> [Task prompt] What's needed is an exact copy of the lines from the one that contains "What's the underlying" to the end of the data below, leaving the pictures out.

::::

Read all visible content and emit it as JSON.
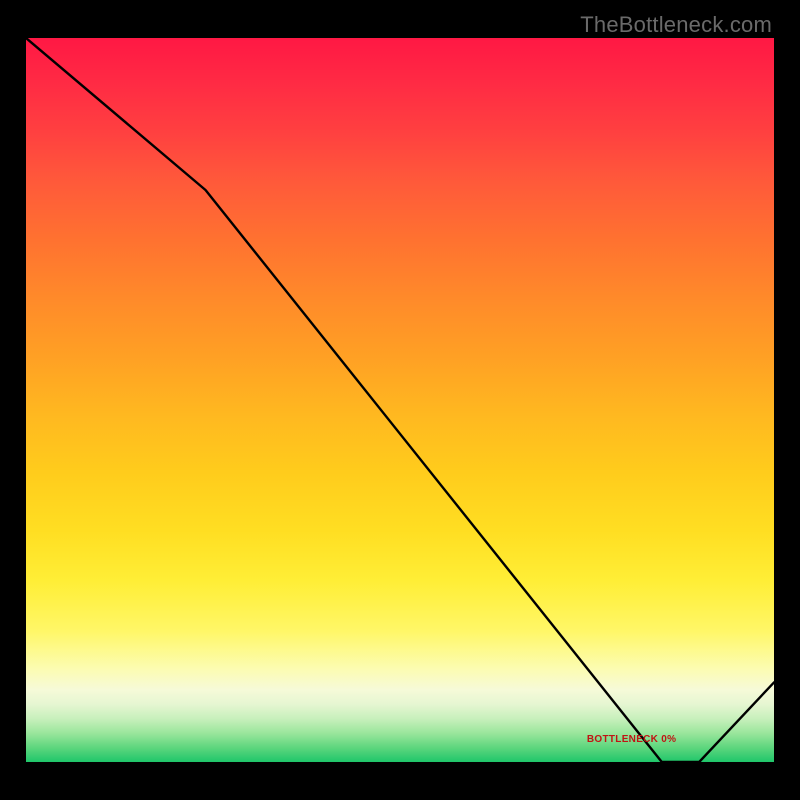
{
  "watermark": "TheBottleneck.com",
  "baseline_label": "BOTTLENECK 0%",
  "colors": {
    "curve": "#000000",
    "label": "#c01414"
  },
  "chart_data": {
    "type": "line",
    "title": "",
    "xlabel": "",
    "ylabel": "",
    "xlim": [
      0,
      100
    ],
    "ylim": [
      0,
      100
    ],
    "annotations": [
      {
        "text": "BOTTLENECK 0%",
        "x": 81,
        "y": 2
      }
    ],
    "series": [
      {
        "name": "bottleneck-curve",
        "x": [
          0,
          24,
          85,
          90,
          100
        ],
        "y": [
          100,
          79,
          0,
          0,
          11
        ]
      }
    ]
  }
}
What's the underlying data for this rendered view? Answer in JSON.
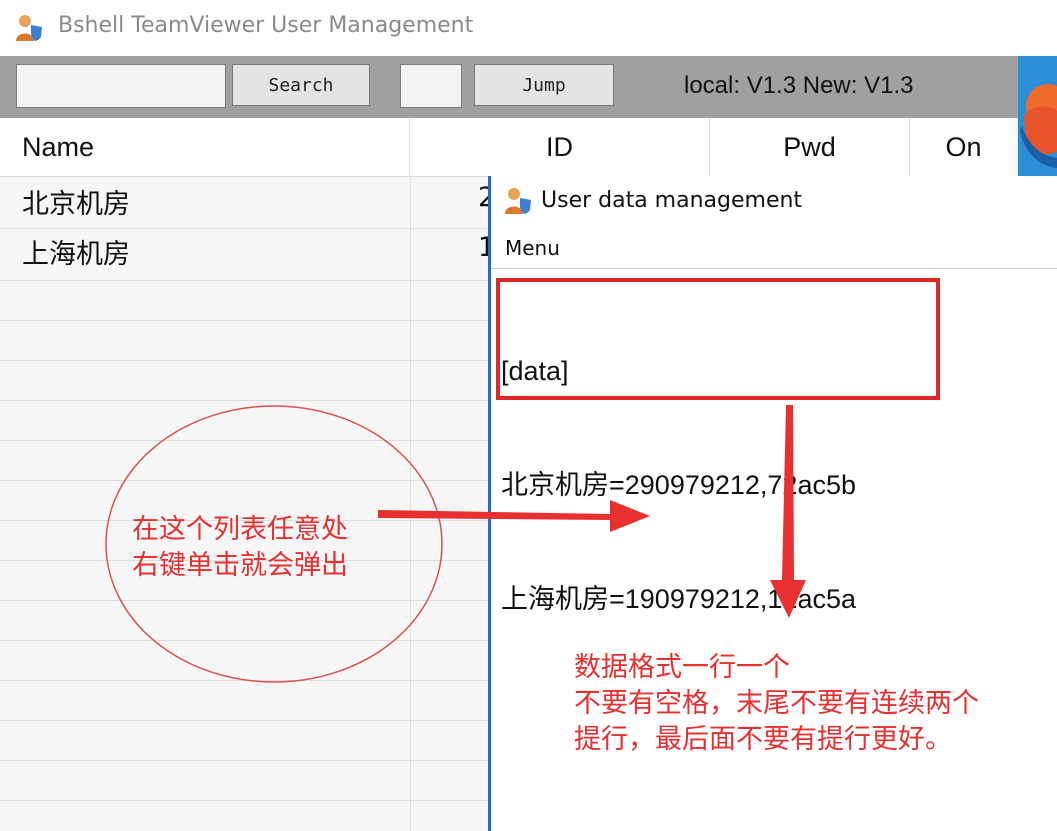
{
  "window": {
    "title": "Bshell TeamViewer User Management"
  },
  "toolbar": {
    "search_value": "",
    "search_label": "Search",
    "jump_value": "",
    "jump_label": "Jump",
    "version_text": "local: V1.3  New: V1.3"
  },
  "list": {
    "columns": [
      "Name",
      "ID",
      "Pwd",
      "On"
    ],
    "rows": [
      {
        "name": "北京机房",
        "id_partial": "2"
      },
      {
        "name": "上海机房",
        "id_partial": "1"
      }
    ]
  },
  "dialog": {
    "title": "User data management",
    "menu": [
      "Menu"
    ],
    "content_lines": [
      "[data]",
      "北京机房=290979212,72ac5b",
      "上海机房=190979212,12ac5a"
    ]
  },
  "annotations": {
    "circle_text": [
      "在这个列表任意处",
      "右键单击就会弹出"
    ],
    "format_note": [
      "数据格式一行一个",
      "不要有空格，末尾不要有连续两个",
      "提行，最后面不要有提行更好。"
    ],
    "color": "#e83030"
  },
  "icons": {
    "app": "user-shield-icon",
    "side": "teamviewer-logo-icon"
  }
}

::::

> [Solved problem]
What's the underlying data for this rendered view? Answer in JSON.
{
  "window": {
    "title": "Bshell TeamViewer User Management"
  },
  "toolbar": {
    "search_value": "",
    "search_label": "Search",
    "jump_value": "",
    "jump_label": "Jump",
    "version_text": "local: V1.3  New: V1.3"
  },
  "list": {
    "columns": [
      "Name",
      "ID",
      "Pwd",
      "On"
    ],
    "rows": [
      {
        "name": "北京机房",
        "id_partial": "2"
      },
      {
        "name": "上海机房",
        "id_partial": "1"
      }
    ]
  },
  "dialog": {
    "title": "User data management",
    "menu": [
      "Menu"
    ],
    "content_lines": [
      "[data]",
      "北京机房=290979212,72ac5b",
      "上海机房=190979212,12ac5a"
    ]
  },
  "annotations": {
    "circle_text": [
      "在这个列表任意处",
      "右键单击就会弹出"
    ],
    "format_note": [
      "数据格式一行一个",
      "不要有空格，末尾不要有连续两个",
      "提行，最后面不要有提行更好。"
    ],
    "color": "#e83030"
  },
  "icons": {
    "app": "user-shield-icon",
    "side": "teamviewer-logo-icon"
  }
}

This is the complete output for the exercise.